Provided records
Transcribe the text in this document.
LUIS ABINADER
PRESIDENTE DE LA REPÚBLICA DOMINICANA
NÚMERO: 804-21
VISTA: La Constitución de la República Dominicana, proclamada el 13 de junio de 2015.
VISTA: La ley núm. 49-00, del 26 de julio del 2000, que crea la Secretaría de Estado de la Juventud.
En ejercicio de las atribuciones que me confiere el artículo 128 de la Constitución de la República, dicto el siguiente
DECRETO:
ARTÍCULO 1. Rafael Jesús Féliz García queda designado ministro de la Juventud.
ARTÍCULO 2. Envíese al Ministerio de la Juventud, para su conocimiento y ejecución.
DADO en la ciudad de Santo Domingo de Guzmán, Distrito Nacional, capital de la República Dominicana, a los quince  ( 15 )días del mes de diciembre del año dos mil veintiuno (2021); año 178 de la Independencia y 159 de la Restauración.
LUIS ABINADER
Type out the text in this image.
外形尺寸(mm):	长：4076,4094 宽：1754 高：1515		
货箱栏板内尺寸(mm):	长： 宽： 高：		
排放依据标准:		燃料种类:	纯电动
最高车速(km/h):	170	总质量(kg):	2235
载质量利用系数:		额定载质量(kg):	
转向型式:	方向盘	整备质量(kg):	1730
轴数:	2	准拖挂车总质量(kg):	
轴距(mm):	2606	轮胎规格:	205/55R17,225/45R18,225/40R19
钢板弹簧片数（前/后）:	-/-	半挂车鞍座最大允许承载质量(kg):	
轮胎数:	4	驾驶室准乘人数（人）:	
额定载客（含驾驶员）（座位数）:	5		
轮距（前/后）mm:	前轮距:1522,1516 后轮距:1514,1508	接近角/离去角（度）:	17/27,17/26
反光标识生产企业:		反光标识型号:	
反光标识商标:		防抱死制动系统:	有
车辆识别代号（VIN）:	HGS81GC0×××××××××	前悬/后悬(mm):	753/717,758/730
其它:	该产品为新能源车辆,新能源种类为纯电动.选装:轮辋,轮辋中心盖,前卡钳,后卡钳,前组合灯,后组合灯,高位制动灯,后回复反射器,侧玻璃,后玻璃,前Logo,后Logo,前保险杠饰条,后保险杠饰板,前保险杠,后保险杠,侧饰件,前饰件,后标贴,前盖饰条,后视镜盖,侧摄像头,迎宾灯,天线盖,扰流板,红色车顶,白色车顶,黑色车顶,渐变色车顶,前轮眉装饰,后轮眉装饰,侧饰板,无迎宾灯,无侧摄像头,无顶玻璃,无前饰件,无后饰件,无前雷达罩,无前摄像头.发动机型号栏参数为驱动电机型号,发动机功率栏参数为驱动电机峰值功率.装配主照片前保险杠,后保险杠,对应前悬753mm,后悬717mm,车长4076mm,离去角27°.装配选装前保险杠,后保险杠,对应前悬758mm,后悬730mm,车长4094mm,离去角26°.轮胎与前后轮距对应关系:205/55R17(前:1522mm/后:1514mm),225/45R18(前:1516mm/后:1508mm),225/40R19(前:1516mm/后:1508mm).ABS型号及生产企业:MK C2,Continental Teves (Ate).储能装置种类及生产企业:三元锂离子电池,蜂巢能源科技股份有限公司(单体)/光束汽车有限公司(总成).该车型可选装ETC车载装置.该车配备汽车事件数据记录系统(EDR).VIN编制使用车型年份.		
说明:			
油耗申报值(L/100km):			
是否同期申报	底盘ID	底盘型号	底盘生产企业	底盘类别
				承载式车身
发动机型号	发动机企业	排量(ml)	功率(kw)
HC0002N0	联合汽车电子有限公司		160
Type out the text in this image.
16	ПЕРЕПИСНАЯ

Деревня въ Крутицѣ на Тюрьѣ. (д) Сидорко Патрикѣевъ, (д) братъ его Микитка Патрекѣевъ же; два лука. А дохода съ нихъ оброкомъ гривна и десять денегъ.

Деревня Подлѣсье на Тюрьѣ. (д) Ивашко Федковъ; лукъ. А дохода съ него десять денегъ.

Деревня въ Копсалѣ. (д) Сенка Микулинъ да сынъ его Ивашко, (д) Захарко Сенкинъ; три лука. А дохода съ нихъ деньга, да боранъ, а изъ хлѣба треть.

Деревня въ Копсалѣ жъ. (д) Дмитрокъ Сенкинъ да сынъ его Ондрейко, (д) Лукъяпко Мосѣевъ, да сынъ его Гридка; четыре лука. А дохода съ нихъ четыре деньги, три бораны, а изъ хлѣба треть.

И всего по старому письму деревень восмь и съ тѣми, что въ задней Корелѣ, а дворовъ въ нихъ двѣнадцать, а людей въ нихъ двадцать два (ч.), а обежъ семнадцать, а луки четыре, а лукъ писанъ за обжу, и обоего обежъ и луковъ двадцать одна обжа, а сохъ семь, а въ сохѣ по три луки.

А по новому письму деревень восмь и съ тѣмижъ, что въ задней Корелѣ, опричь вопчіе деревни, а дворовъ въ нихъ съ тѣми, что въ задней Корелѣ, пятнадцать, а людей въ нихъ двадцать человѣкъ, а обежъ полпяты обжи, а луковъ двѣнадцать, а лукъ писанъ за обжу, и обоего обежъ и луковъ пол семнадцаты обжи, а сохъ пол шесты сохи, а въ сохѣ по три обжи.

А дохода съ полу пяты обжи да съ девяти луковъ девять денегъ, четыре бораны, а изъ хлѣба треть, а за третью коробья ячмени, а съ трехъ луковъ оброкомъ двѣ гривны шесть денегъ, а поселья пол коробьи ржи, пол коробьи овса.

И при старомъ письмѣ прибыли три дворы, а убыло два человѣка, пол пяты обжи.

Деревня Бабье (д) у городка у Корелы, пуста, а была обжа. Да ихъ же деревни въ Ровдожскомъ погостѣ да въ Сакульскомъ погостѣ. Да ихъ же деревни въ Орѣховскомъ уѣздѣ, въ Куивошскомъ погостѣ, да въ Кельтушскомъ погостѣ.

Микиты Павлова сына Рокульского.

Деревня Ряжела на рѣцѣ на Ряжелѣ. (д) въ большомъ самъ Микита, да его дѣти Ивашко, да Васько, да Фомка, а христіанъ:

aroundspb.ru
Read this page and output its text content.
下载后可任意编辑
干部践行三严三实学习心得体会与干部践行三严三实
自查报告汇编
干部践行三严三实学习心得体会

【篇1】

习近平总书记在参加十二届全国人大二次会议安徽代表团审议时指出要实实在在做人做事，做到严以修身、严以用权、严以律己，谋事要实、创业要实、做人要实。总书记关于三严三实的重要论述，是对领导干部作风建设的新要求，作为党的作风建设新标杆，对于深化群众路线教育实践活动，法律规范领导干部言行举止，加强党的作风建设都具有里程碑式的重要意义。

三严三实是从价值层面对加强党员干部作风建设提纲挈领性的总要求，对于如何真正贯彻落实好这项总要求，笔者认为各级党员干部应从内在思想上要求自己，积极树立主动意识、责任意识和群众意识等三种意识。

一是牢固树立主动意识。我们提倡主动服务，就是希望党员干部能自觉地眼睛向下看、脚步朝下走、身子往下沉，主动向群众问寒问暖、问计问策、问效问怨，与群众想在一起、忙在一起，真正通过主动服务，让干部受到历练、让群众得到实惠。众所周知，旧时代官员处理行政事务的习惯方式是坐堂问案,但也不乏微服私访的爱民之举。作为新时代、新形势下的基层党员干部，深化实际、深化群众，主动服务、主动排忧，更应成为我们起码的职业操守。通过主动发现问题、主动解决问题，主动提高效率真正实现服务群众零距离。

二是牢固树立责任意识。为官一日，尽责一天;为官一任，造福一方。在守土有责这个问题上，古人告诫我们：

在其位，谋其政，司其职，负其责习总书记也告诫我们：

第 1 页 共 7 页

Objective
Search the data above for the word "денегъ", then gather each line in which it appears.

Written answer
Деревня въ Крутицѣ на Тюрьѣ. (д) Сидорко Патрикѣевъ, (д) братъ его Микитка Патрекѣевъ же; два лука. А дохода съ нихъ оброкомъ гривна и десять денегъ.
Деревня Подлѣсье на Тюрьѣ. (д) Ивашко Федковъ; лукъ. А дохода съ него десять денегъ.
А дохода съ полу пяты обжи да съ девяти луковъ девять денегъ, четыре бораны, а изъ хлѣба треть, а за третью коробья ячмени, а съ трехъ луковъ оброкомъ двѣ гривны шесть денегъ, а поселья пол коробьи ржи, пол коробьи овса.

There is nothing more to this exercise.